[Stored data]
########################################

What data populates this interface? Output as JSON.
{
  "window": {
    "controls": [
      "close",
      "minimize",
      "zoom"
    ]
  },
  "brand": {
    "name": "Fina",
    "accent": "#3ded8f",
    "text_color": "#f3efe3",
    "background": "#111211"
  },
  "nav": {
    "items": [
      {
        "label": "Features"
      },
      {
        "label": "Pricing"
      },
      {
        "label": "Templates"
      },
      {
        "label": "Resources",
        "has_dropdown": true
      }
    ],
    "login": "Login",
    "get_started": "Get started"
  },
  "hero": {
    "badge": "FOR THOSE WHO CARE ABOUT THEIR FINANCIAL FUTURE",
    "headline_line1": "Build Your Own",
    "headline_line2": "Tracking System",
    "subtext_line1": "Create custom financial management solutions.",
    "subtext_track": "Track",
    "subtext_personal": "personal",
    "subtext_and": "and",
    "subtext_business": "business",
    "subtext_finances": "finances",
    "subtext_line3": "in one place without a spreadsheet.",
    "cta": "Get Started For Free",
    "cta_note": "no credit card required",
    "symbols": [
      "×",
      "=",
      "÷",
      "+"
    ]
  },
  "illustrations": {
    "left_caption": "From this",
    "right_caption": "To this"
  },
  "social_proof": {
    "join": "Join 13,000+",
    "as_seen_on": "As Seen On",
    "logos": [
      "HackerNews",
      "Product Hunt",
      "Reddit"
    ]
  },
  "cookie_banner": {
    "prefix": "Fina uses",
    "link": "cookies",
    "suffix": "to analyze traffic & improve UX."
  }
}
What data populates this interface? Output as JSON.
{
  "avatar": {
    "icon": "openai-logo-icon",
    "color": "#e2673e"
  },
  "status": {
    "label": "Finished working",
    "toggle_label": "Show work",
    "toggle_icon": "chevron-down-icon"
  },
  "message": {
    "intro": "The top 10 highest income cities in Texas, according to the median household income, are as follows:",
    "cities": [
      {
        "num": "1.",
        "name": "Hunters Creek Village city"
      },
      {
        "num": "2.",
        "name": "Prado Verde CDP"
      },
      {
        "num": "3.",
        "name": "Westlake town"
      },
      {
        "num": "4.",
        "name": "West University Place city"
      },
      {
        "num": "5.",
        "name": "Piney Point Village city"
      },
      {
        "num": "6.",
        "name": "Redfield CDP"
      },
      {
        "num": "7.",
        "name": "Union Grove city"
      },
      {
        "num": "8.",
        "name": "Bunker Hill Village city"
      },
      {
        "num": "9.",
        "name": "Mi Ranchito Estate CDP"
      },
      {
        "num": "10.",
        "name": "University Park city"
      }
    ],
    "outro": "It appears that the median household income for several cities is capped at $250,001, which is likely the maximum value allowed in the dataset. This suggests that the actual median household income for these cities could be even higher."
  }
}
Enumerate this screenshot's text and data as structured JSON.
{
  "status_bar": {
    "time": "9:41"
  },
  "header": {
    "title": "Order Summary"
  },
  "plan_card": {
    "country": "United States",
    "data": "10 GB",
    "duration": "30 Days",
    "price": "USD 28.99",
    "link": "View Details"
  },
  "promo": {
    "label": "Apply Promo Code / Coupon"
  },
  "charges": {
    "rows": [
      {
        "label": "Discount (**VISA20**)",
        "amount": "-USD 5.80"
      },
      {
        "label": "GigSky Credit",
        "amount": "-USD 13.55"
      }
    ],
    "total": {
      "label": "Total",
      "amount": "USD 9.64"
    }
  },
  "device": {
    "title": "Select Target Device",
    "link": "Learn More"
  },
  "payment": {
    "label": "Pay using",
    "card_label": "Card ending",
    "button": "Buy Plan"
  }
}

########################################

Required work: Nothing but the lines from the one with "Enumerate this screenshot's" through the last line should be repeated, each exactly as it stands.

Correct result:
Enumerate this screenshot's text and data as structured JSON.
{
  "status_bar": {
    "time": "9:41"
  },
  "header": {
    "title": "Order Summary"
  },
  "plan_card": {
    "country": "United States",
    "data": "10 GB",
    "duration": "30 Days",
    "price": "USD 28.99",
    "link": "View Details"
  },
  "promo": {
    "label": "Apply Promo Code / Coupon"
  },
  "charges": {
    "rows": [
      {
        "label": "Discount (**VISA20**)",
        "amount": "-USD 5.80"
      },
      {
        "label": "GigSky Credit",
        "amount": "-USD 13.55"
      }
    ],
    "total": {
      "label": "Total",
      "amount": "USD 9.64"
    }
  },
  "device": {
    "title": "Select Target Device",
    "link": "Learn More"
  },
  "payment": {
    "label": "Pay using",
    "card_label": "Card ending",
    "button": "Buy Plan"
  }
}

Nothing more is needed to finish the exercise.